### INFORMATION GIVEN
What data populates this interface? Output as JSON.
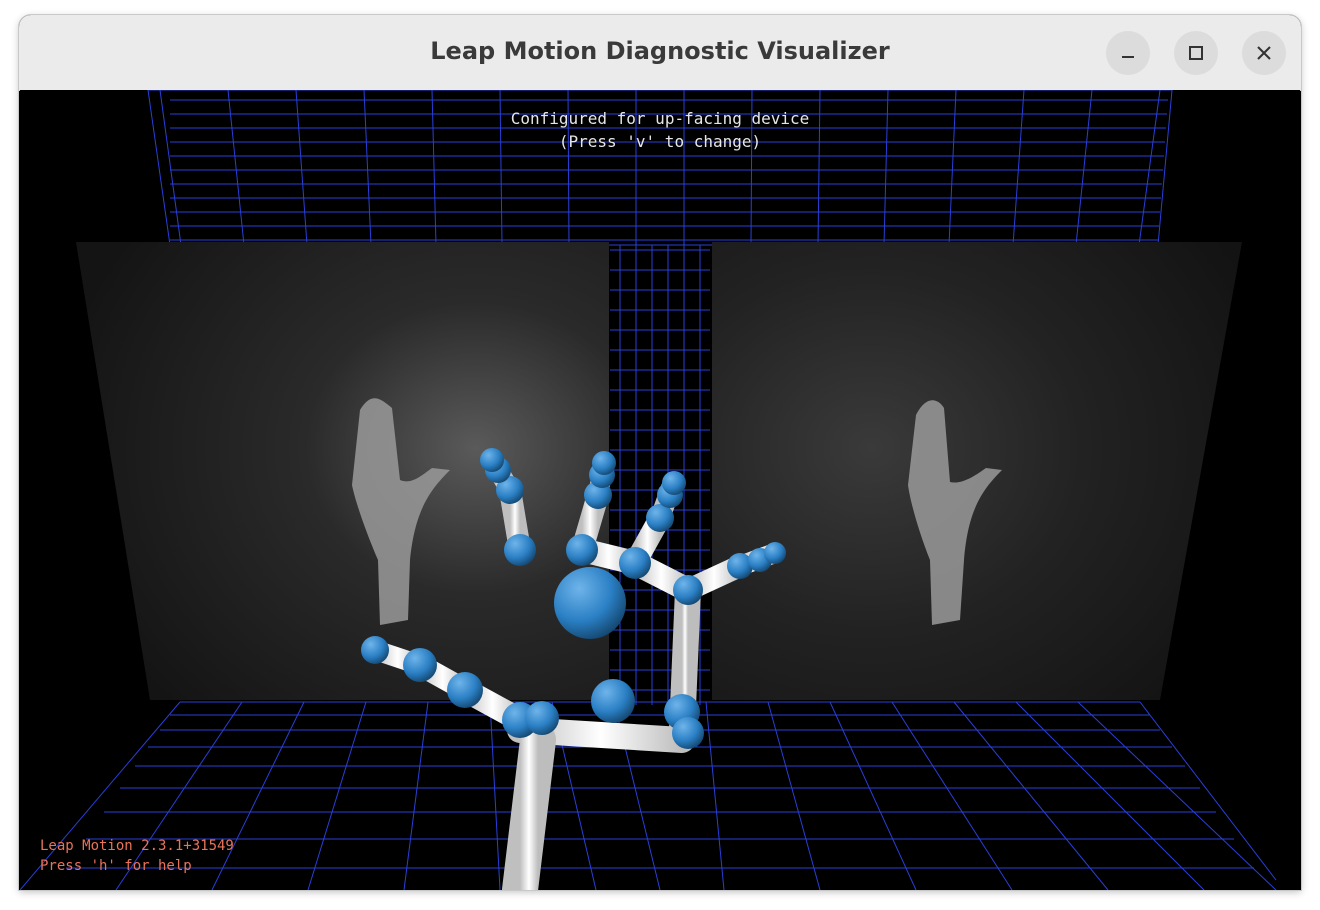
{
  "window": {
    "title": "Leap Motion Diagnostic Visualizer",
    "buttons": {
      "minimize": "minimize-icon",
      "maximize": "maximize-icon",
      "close": "close-icon"
    }
  },
  "hud": {
    "orientation_line1": "Configured for up-facing device",
    "orientation_line2": "(Press 'v' to change)",
    "version": "Leap Motion 2.3.1+31549",
    "help": "Press 'h' for help"
  },
  "colors": {
    "grid": "#2a3fd8",
    "joint": "#2a7fc4",
    "bone": "#f2f2f2",
    "hud_text": "#e6e6e6",
    "status_text": "#e8735a"
  }
}
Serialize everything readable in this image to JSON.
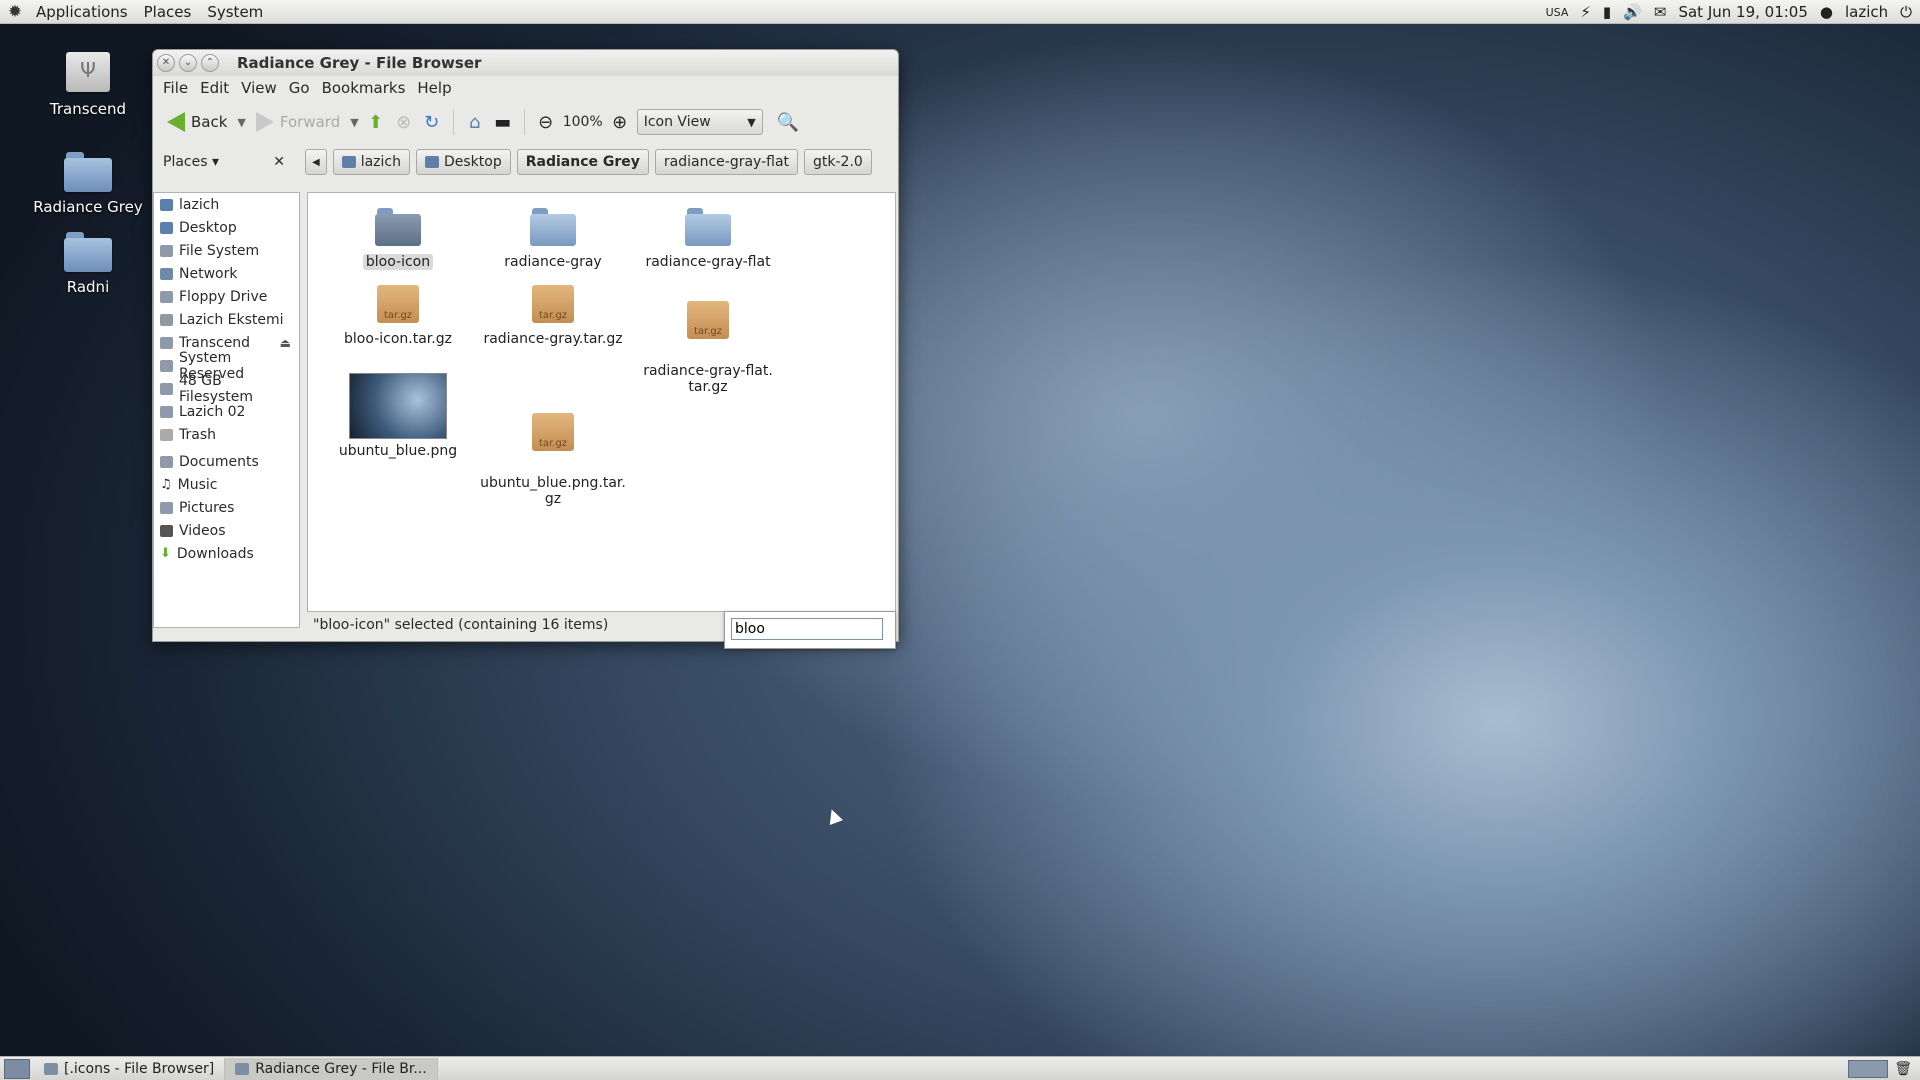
{
  "top_panel": {
    "menus": [
      "Applications",
      "Places",
      "System"
    ],
    "tray": {
      "keyboard": "USA",
      "datetime": "Sat Jun 19, 01:05",
      "user": "lazich"
    }
  },
  "desktop": {
    "icons": [
      {
        "label": "Transcend",
        "kind": "drive"
      },
      {
        "label": "Radiance Grey",
        "kind": "folder"
      },
      {
        "label": "Radni",
        "kind": "folder"
      }
    ]
  },
  "window": {
    "title": "Radiance Grey - File Browser",
    "menus": [
      "File",
      "Edit",
      "View",
      "Go",
      "Bookmarks",
      "Help"
    ],
    "toolbar": {
      "back": "Back",
      "forward": "Forward",
      "zoom": "100%",
      "view_mode": "Icon View"
    },
    "places_label": "Places",
    "breadcrumbs": [
      {
        "label": "lazich",
        "icon": "home-icon"
      },
      {
        "label": "Desktop",
        "icon": "desktop-icon"
      },
      {
        "label": "Radiance Grey",
        "active": true
      },
      {
        "label": "radiance-gray-flat"
      },
      {
        "label": "gtk-2.0"
      }
    ],
    "sidebar": {
      "devices": [
        "lazich",
        "Desktop",
        "File System",
        "Network",
        "Floppy Drive",
        "Lazich Ekstemi",
        "Transcend",
        "System Reserved",
        "48 GB Filesystem",
        "Lazich 02",
        "Trash"
      ],
      "bookmarks": [
        "Documents",
        "Music",
        "Pictures",
        "Videos",
        "Downloads"
      ]
    },
    "files": [
      {
        "name": "bloo-icon",
        "kind": "folder-dark",
        "selected": true
      },
      {
        "name": "radiance-gray",
        "kind": "folder"
      },
      {
        "name": "radiance-gray-flat",
        "kind": "folder"
      },
      {
        "name": "bloo-icon.tar.gz",
        "kind": "archive",
        "badge": "tar.gz"
      },
      {
        "name": "radiance-gray.tar.gz",
        "kind": "archive",
        "badge": "tar.gz"
      },
      {
        "name": "radiance-gray-flat.\ntar.gz",
        "kind": "archive",
        "badge": "tar.gz"
      },
      {
        "name": "ubuntu_blue.png",
        "kind": "image"
      },
      {
        "name": "ubuntu_blue.png.tar.\ngz",
        "kind": "archive",
        "badge": "tar.gz"
      }
    ],
    "status": "\"bloo-icon\" selected (containing 16 items)",
    "typeahead_value": "bloo"
  },
  "taskbar": {
    "tasks": [
      {
        "label": "[.icons - File Browser]",
        "active": false
      },
      {
        "label": "Radiance Grey - File Br...",
        "active": true
      }
    ]
  }
}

### EXERCISE REQUIREMENTS
Gather every line from the entries above where the word "Motion" appears, and copy them.

### FINISHED ANSWER
    "title": "Leap Motion Diagnostic Visualizer",
    "version": "Leap Motion 2.3.1+31549",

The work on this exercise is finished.